Isometric sorting, really hard to find?

Hello. I am running into problems when sorting my objects, well all is fine until an object takes up a certain amount of “height” as in Y pixels.

Here’s sort of what I am aiming at : http://retromedia.ign.com/retro/image/article/910/910219/dream-arcades-20080915023523710.jpg

Best solution I found so far is using an sorting strictly on an objects ScreenY position (getScreenY+getHeightInPixels)… to sort of find the “feet” of the player. But this does not work if an object (a house for example) is several tiles wide, since then when I walk along side it I will obviously get above the house lowest point while I am still in front of it, which makes the house draw over my character.

I’ve googled my eyes out, but only found some Flash AS3 examples etc, I do not know flash unfortunately.

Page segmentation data
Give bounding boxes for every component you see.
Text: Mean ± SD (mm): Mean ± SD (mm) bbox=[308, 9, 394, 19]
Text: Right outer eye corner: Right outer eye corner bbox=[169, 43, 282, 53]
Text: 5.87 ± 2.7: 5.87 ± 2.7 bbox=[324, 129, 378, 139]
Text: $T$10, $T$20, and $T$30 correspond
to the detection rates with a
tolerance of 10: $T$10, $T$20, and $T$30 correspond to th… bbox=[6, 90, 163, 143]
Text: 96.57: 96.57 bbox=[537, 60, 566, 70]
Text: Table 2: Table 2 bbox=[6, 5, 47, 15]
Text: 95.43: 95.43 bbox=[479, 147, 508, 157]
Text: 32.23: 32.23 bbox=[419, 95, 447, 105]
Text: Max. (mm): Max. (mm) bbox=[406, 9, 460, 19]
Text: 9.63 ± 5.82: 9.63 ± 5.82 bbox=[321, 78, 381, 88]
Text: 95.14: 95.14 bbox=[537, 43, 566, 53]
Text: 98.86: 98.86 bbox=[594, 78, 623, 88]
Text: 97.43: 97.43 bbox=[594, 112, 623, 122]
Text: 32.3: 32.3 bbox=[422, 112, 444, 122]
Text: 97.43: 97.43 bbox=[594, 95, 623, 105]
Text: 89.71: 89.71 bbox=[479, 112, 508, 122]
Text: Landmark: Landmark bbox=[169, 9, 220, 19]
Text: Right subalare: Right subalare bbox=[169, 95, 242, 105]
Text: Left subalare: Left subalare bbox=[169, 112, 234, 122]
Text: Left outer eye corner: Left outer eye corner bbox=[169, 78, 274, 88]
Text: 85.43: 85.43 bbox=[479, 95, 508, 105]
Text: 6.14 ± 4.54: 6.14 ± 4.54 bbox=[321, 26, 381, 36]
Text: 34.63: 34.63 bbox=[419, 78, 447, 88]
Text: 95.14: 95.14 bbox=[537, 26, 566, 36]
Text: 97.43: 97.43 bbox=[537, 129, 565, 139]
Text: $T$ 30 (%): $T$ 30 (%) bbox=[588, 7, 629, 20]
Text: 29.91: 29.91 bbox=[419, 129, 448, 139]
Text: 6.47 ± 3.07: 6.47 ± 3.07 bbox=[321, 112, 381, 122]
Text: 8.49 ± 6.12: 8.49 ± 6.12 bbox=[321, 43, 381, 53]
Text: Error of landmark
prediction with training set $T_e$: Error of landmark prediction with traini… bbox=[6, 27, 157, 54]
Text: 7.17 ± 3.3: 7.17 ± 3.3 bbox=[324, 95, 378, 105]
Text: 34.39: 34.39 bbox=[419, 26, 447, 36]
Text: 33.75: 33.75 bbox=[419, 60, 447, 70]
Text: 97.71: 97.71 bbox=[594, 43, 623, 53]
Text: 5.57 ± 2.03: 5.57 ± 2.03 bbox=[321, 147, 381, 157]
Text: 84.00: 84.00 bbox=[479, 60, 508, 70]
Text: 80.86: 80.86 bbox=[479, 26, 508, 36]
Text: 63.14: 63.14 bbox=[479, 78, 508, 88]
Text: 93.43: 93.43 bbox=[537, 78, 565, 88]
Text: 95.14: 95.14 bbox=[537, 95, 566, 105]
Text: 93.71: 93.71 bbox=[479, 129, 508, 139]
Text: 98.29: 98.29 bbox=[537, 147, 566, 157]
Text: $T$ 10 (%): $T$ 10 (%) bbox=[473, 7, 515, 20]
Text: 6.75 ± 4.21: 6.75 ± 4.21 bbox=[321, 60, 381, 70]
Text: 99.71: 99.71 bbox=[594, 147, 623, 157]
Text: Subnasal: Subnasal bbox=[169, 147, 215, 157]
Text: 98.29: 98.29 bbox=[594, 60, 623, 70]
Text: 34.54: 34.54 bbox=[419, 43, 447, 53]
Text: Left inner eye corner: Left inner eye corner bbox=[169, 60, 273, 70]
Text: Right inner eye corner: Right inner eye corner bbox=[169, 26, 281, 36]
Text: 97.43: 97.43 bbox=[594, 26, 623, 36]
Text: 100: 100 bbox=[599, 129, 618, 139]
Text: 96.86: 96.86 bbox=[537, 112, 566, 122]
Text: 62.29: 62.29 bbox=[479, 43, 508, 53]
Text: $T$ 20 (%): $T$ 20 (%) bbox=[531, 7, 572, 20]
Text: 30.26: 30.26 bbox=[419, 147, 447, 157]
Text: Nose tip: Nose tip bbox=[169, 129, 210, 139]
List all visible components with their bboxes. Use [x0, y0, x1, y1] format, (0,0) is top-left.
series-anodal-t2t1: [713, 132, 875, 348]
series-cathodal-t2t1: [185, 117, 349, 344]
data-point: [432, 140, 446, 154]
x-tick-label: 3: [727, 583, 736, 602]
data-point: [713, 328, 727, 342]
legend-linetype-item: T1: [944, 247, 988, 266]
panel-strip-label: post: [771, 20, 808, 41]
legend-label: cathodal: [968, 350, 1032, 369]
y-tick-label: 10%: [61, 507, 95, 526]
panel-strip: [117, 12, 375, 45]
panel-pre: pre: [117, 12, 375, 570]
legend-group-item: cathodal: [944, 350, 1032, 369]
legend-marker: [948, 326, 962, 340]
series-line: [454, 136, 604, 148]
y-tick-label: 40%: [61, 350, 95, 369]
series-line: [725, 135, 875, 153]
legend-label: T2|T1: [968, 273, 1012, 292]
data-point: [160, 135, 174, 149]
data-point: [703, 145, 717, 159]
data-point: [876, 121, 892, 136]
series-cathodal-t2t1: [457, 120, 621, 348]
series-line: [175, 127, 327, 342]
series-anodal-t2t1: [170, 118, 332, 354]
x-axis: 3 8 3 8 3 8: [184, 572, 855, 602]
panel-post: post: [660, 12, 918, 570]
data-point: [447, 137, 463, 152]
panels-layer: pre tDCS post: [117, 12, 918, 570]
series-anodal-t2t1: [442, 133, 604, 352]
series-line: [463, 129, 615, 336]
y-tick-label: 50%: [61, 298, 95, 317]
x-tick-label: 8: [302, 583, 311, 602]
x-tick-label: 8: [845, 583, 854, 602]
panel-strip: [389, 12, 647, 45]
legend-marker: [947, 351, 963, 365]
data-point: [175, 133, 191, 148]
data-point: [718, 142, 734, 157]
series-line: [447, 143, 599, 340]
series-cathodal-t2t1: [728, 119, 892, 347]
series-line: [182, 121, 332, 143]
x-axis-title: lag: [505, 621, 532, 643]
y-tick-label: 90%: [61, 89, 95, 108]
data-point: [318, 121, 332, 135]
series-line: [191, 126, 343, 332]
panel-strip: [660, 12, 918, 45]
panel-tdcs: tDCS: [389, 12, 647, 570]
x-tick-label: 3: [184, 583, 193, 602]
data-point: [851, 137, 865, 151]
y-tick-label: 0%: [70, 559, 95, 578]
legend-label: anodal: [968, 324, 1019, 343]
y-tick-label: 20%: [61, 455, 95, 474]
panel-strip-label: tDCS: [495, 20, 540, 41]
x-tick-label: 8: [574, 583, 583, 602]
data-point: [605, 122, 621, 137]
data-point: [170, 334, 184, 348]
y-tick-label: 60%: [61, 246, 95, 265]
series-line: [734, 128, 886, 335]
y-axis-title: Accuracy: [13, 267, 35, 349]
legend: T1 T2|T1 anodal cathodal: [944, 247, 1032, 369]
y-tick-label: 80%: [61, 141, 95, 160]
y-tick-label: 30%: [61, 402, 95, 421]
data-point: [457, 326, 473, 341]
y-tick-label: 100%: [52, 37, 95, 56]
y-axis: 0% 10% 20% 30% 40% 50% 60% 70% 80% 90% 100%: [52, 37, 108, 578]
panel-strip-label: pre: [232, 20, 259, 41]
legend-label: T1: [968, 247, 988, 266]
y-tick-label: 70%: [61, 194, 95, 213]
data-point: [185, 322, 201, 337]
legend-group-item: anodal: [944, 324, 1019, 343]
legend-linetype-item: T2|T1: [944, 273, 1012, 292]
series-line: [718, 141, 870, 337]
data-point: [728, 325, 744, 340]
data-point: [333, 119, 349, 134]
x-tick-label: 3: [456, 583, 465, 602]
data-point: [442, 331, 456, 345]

# [ACTIVITY LIST]
a – In the post on isometric sorting, duplicate the passage from "Best solution I" to "over my character." word for word.
b – Pick up the post on isometric sorting after its final sentence and write what comes next.

# [OUTPUTS IN ORDER]
a –
Best solution I found so far is using an sorting strictly on an objects ScreenY position (getScreenY+getHeightInPixels)… to sort of find the “feet” of the player. But this does not work if an object (a house for example) is several tiles wide, since then when I walk along side it I will obviously get above the house lowest point while I am still in front of it, which makes the house draw over my character.

b –
I mean really, there must been many Isometric games made in Java, can’t someone help me out here? :slight_smile:

There’s no easy solution to that I’m afraid - for static objects you’re probably best splitting it into multiple sprites. Usually you want to do that anyway so you can piece them together in different ways in your level editor.

You can make OpenGL figure this out using the depthbuffer, as isometric perspective is 3D too.

http://www.java-gaming.org/index.php/topic,10237.msg82081.html#msg82081

It’s not 3d, it’s actually 2d only.

Point of isometric is to give the illusion of 3d, which requires this “depth sorting”.
I think it’s commonly referred to as 2.5D?

Just like that link you gave me up there.

[quote]It’s not 3d, it’s actually 2d only. Point of isometric is to give the illusion of 3d, which requires this “depth sorting”.
[/quote]
You can make the GPU solve this for you, pixel perfect, by using 3D geometry.

[quote]I think it’s commonly referred to as 2.5D?
[/quote]
So because everybody fakes isometric with some 2D algorithms, you don’t allow yourself work with 3D ? Ofcourse if you really want to work with 2D, that’s fine :slight_smile:

The screenshot in that link, was just a 3D scene, rendered in isometric perspective.

http://home.hccnet.nl/s.balk/static/isometric.png

Isometric perspective is achieved using a specific projection-matrix. You can easily handle the most complex shapes, even intersecting geometry, just like any 3D perspective, using the depthbuffer.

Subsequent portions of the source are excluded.